Output each line exactly as it appears, skipping any embedded picture.

(Stored records)
BEGIN

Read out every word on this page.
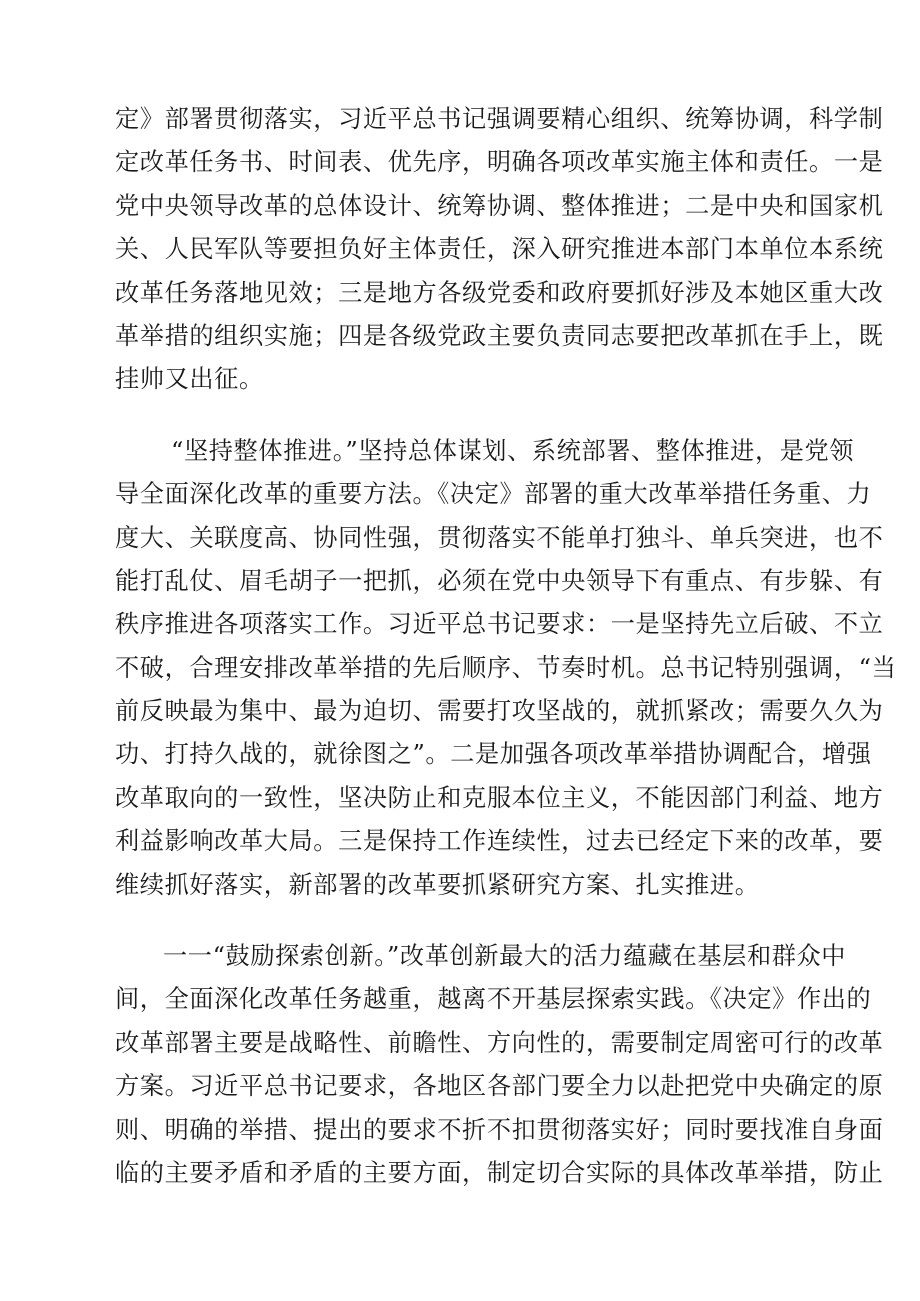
定》部署贯彻落实，习近平总书记强调要精心组织、统筹协调，科学制
定改革任务书、时间表、优先序，明确各项改革实施主体和责任。一是
党中央领导改革的总体设计、统筹协调、整体推进；二是中央和国家机
关、人民军队等要担负好主体责任，深入研究推进本部门本单位本系统
改革任务落地见效；三是地方各级党委和政府要抓好涉及本她区重大改
革举措的组织实施；四是各级党政主要负责同志要把改革抓在手上，既
挂帅又出征。
“坚持整体推进。”坚持总体谋划、系统部署、整体推进，是党领
导全面深化改革的重要方法。《决定》部署的重大改革举措任务重、力
度大、关联度高、协同性强，贯彻落实不能单打独斗、单兵突进，也不
能打乱仗、眉毛胡子一把抓，必须在党中央领导下有重点、有步躲、有
秩序推进各项落实工作。习近平总书记要求：一是坚持先立后破、不立
不破，合理安排改革举措的先后顺序、节奏时机。总书记特别强调，“当
前反映最为集中、最为迫切、需要打攻坚战的，就抓紧改；需要久久为
功、打持久战的，就徐图之”。二是加强各项改革举措协调配合，增强
改革取向的一致性，坚决防止和克服本位主义，不能因部门利益、地方
利益影响改革大局。三是保持工作连续性，过去已经定下来的改革，要
维续抓好落实，新部署的改革要抓紧研究方案、扎实推进。
一一“鼓励探索创新。”改革创新最大的活力蕴藏在基层和群众中
间，全面深化改革任务越重，越离不开基层探索实践。《决定》作出的
改革部署主要是战略性、前瞻性、方向性的，需要制定周密可行的改革
方案。习近平总书记要求，各地区各部门要全力以赴把党中央确定的原
则、明确的举措、提出的要求不折不扣贯彻落实好；同时要找准自身面
临的主要矛盾和矛盾的主要方面，制定切合实际的具体改革举措，防止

END

→ **Problem solution**:
Read out every word on this page.
定》部署贯彻落实，习近平总书记强调要精心组织、统筹协调，科学制
定改革任务书、时间表、优先序，明确各项改革实施主体和责任。一是
党中央领导改革的总体设计、统筹协调、整体推进；二是中央和国家机
关、人民军队等要担负好主体责任，深入研究推进本部门本单位本系统
改革任务落地见效；三是地方各级党委和政府要抓好涉及本她区重大改
革举措的组织实施；四是各级党政主要负责同志要把改革抓在手上，既
挂帅又出征。
“坚持整体推进。”坚持总体谋划、系统部署、整体推进，是党领
导全面深化改革的重要方法。《决定》部署的重大改革举措任务重、力
度大、关联度高、协同性强，贯彻落实不能单打独斗、单兵突进，也不
能打乱仗、眉毛胡子一把抓，必须在党中央领导下有重点、有步躲、有
秩序推进各项落实工作。习近平总书记要求：一是坚持先立后破、不立
不破，合理安排改革举措的先后顺序、节奏时机。总书记特别强调，“当
前反映最为集中、最为迫切、需要打攻坚战的，就抓紧改；需要久久为
功、打持久战的，就徐图之”。二是加强各项改革举措协调配合，增强
改革取向的一致性，坚决防止和克服本位主义，不能因部门利益、地方
利益影响改革大局。三是保持工作连续性，过去已经定下来的改革，要
维续抓好落实，新部署的改革要抓紧研究方案、扎实推进。
一一“鼓励探索创新。”改革创新最大的活力蕴藏在基层和群众中
间，全面深化改革任务越重，越离不开基层探索实践。《决定》作出的
改革部署主要是战略性、前瞻性、方向性的，需要制定周密可行的改革
方案。习近平总书记要求，各地区各部门要全力以赴把党中央确定的原
则、明确的举措、提出的要求不折不扣贯彻落实好；同时要找准自身面
临的主要矛盾和矛盾的主要方面，制定切合实际的具体改革举措，防止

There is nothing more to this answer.